___ MATERIAL SUPPLIED

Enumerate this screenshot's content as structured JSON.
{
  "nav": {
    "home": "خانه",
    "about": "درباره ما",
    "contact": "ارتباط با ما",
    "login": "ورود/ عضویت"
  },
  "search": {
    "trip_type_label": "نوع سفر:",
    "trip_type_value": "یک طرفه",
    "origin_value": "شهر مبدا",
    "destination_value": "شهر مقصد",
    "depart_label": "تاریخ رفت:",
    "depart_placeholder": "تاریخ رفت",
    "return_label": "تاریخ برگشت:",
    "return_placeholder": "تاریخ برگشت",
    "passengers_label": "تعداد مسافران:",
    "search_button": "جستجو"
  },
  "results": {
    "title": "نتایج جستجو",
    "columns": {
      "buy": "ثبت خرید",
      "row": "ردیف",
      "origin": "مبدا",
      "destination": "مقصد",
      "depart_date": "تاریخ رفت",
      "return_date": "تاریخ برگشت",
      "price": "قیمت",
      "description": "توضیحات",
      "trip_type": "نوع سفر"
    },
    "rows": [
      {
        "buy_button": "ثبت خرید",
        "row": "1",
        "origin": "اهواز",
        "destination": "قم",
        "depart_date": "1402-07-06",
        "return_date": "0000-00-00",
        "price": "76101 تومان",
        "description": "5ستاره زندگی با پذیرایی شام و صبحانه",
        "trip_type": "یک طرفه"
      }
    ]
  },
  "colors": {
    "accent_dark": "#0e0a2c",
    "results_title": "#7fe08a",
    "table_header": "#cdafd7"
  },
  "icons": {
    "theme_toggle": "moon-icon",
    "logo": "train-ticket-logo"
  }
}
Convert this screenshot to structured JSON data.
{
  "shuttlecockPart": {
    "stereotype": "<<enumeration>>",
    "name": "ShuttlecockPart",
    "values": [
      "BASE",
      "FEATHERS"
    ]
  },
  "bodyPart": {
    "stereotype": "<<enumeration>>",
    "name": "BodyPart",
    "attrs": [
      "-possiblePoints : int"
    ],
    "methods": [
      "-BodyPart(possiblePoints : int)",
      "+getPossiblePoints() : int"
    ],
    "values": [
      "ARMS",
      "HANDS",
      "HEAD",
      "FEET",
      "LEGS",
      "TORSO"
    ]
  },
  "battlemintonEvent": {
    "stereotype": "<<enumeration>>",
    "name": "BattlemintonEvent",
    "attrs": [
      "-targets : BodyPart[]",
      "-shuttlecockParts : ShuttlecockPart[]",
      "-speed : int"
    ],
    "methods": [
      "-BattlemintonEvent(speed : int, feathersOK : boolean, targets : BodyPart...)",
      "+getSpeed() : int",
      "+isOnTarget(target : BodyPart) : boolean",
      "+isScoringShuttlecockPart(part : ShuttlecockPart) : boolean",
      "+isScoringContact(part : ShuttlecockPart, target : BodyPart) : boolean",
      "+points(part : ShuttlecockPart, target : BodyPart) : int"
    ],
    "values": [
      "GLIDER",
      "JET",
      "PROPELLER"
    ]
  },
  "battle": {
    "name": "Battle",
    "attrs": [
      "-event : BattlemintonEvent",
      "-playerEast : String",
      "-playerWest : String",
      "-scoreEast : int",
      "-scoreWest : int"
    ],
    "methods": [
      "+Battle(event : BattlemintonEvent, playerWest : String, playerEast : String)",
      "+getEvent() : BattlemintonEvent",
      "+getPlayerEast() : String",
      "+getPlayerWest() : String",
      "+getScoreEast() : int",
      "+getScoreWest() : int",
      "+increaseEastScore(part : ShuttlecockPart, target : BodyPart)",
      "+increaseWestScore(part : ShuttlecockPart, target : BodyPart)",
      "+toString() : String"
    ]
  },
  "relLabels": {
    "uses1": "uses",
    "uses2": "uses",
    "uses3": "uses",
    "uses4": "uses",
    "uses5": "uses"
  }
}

______

# WHAT IS BEING ASKED
Write the material out again in its entirety, exactly as shown.

# WRITTEN SOLUTION
Enumerate this screenshot's content as structured JSON.
{
  "nav": {
    "home": "خانه",
    "about": "درباره ما",
    "contact": "ارتباط با ما",
    "login": "ورود/ عضویت"
  },
  "search": {
    "trip_type_label": "نوع سفر:",
    "trip_type_value": "یک طرفه",
    "origin_value": "شهر مبدا",
    "destination_value": "شهر مقصد",
    "depart_label": "تاریخ رفت:",
    "depart_placeholder": "تاریخ رفت",
    "return_label": "تاریخ برگشت:",
    "return_placeholder": "تاریخ برگشت",
    "passengers_label": "تعداد مسافران:",
    "search_button": "جستجو"
  },
  "results": {
    "title": "نتایج جستجو",
    "columns": {
      "buy": "ثبت خرید",
      "row": "ردیف",
      "origin": "مبدا",
      "destination": "مقصد",
      "depart_date": "تاریخ رفت",
      "return_date": "تاریخ برگشت",
      "price": "قیمت",
      "description": "توضیحات",
      "trip_type": "نوع سفر"
    },
    "rows": [
      {
        "buy_button": "ثبت خرید",
        "row": "1",
        "origin": "اهواز",
        "destination": "قم",
        "depart_date": "1402-07-06",
        "return_date": "0000-00-00",
        "price": "76101 تومان",
        "description": "5ستاره زندگی با پذیرایی شام و صبحانه",
        "trip_type": "یک طرفه"
      }
    ]
  },
  "colors": {
    "accent_dark": "#0e0a2c",
    "results_title": "#7fe08a",
    "table_header": "#cdafd7"
  },
  "icons": {
    "theme_toggle": "moon-icon",
    "logo": "train-ticket-logo"
  }
}
Convert this screenshot to structured JSON data.
{
  "shuttlecockPart": {
    "stereotype": "<<enumeration>>",
    "name": "ShuttlecockPart",
    "values": [
      "BASE",
      "FEATHERS"
    ]
  },
  "bodyPart": {
    "stereotype": "<<enumeration>>",
    "name": "BodyPart",
    "attrs": [
      "-possiblePoints : int"
    ],
    "methods": [
      "-BodyPart(possiblePoints : int)",
      "+getPossiblePoints() : int"
    ],
    "values": [
      "ARMS",
      "HANDS",
      "HEAD",
      "FEET",
      "LEGS",
      "TORSO"
    ]
  },
  "battlemintonEvent": {
    "stereotype": "<<enumeration>>",
    "name": "BattlemintonEvent",
    "attrs": [
      "-targets : BodyPart[]",
      "-shuttlecockParts : ShuttlecockPart[]",
      "-speed : int"
    ],
    "methods": [
      "-BattlemintonEvent(speed : int, feathersOK : boolean, targets : BodyPart...)",
      "+getSpeed() : int",
      "+isOnTarget(target : BodyPart) : boolean",
      "+isScoringShuttlecockPart(part : ShuttlecockPart) : boolean",
      "+isScoringContact(part : ShuttlecockPart, target : BodyPart) : boolean",
      "+points(part : ShuttlecockPart, target : BodyPart) : int"
    ],
    "values": [
      "GLIDER",
      "JET",
      "PROPELLER"
    ]
  },
  "battle": {
    "name": "Battle",
    "attrs": [
      "-event : BattlemintonEvent",
      "-playerEast : String",
      "-playerWest : String",
      "-scoreEast : int",
      "-scoreWest : int"
    ],
    "methods": [
      "+Battle(event : BattlemintonEvent, playerWest : String, playerEast : String)",
      "+getEvent() : BattlemintonEvent",
      "+getPlayerEast() : String",
      "+getPlayerWest() : String",
      "+getScoreEast() : int",
      "+getScoreWest() : int",
      "+increaseEastScore(part : ShuttlecockPart, target : BodyPart)",
      "+increaseWestScore(part : ShuttlecockPart, target : BodyPart)",
      "+toString() : String"
    ]
  },
  "relLabels": {
    "uses1": "uses",
    "uses2": "uses",
    "uses3": "uses",
    "uses4": "uses",
    "uses5": "uses"
  }
}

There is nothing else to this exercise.